[The request]
Go through the data below. Pull out every line that has the word "C₂HO".

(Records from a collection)
╔══
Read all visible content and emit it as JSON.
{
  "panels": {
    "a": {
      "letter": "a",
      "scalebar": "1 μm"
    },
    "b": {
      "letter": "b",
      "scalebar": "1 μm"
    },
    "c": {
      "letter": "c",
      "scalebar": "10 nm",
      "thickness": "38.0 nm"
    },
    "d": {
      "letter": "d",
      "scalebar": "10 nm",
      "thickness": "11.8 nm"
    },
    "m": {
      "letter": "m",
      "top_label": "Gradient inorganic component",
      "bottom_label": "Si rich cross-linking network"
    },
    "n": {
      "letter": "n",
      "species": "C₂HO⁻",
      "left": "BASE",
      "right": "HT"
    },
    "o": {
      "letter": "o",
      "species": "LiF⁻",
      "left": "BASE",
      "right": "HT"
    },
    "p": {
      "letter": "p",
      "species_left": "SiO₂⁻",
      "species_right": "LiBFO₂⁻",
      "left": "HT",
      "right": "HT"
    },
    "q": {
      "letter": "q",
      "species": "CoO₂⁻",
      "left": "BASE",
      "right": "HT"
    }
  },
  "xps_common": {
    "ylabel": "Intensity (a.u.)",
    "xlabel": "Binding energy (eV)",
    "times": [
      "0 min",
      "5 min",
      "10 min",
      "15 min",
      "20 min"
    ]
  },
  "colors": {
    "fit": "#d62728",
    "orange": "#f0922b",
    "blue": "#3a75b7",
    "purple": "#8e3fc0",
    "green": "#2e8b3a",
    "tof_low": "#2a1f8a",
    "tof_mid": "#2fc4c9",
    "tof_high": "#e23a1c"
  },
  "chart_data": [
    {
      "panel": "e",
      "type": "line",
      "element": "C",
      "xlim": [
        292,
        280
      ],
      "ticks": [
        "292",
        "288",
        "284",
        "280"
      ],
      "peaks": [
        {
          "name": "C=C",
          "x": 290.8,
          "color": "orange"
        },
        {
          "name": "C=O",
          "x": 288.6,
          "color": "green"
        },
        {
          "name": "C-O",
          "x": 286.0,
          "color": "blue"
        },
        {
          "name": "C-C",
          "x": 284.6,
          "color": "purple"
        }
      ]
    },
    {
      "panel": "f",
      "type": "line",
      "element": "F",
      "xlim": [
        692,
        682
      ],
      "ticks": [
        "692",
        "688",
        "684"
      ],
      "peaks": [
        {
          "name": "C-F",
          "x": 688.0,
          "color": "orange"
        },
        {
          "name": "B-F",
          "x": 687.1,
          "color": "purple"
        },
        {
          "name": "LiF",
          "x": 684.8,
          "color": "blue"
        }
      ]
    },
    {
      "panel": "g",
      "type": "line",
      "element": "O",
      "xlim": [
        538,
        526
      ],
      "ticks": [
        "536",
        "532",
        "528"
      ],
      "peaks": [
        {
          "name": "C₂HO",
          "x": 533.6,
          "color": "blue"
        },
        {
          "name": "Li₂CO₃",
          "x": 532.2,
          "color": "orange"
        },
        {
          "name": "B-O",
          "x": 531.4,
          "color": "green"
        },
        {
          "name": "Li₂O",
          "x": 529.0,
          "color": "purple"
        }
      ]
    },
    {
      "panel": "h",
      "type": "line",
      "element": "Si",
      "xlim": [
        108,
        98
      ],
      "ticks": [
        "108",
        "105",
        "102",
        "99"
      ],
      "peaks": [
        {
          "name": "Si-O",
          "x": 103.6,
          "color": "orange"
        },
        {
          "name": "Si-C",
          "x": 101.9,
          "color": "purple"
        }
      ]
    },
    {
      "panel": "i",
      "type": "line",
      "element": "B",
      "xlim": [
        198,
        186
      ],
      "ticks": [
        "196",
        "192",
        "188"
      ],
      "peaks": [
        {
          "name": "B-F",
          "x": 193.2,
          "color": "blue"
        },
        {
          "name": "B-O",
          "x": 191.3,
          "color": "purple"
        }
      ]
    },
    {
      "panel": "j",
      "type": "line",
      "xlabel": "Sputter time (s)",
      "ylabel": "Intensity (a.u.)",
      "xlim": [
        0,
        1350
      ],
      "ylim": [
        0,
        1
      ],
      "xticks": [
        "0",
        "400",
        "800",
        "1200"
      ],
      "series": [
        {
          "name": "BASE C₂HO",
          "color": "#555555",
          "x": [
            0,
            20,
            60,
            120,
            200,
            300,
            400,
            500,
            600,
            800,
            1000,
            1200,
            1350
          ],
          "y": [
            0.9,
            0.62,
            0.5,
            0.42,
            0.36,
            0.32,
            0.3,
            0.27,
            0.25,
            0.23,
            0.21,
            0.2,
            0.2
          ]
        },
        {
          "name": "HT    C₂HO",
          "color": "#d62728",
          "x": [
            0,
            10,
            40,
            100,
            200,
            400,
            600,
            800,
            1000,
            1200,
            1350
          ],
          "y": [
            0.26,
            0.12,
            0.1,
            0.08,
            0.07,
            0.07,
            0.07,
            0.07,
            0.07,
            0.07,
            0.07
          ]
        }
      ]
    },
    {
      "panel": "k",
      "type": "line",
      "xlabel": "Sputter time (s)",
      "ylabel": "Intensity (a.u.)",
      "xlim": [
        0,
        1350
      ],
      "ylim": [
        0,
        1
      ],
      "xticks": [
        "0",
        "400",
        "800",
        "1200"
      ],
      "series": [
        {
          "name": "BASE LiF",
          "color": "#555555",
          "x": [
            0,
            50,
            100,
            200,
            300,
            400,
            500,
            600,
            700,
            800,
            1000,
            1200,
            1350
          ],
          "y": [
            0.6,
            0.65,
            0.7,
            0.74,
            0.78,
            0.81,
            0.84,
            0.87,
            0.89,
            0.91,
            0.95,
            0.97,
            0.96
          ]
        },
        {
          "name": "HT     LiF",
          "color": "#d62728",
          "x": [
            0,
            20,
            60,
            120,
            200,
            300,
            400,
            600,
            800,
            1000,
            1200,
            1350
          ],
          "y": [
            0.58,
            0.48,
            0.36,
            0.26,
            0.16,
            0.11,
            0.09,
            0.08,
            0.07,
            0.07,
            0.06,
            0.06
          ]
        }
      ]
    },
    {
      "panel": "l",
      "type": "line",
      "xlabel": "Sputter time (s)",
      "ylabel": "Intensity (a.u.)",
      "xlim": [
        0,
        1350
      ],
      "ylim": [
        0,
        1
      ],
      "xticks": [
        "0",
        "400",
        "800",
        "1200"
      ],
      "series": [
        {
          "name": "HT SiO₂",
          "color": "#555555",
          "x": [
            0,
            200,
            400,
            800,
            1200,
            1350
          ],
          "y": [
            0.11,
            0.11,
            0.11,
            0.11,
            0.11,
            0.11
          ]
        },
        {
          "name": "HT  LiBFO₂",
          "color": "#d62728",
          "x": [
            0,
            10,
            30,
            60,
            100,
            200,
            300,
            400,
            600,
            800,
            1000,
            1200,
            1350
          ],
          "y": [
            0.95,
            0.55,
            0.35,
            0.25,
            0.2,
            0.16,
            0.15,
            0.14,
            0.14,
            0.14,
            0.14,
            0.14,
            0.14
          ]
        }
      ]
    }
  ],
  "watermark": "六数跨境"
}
╚══
[Response for this exercise]
      "species": "C₂HO⁻",
          "name": "C₂HO",
          "name": "BASE C₂HO",
          "name": "HT    C₂HO",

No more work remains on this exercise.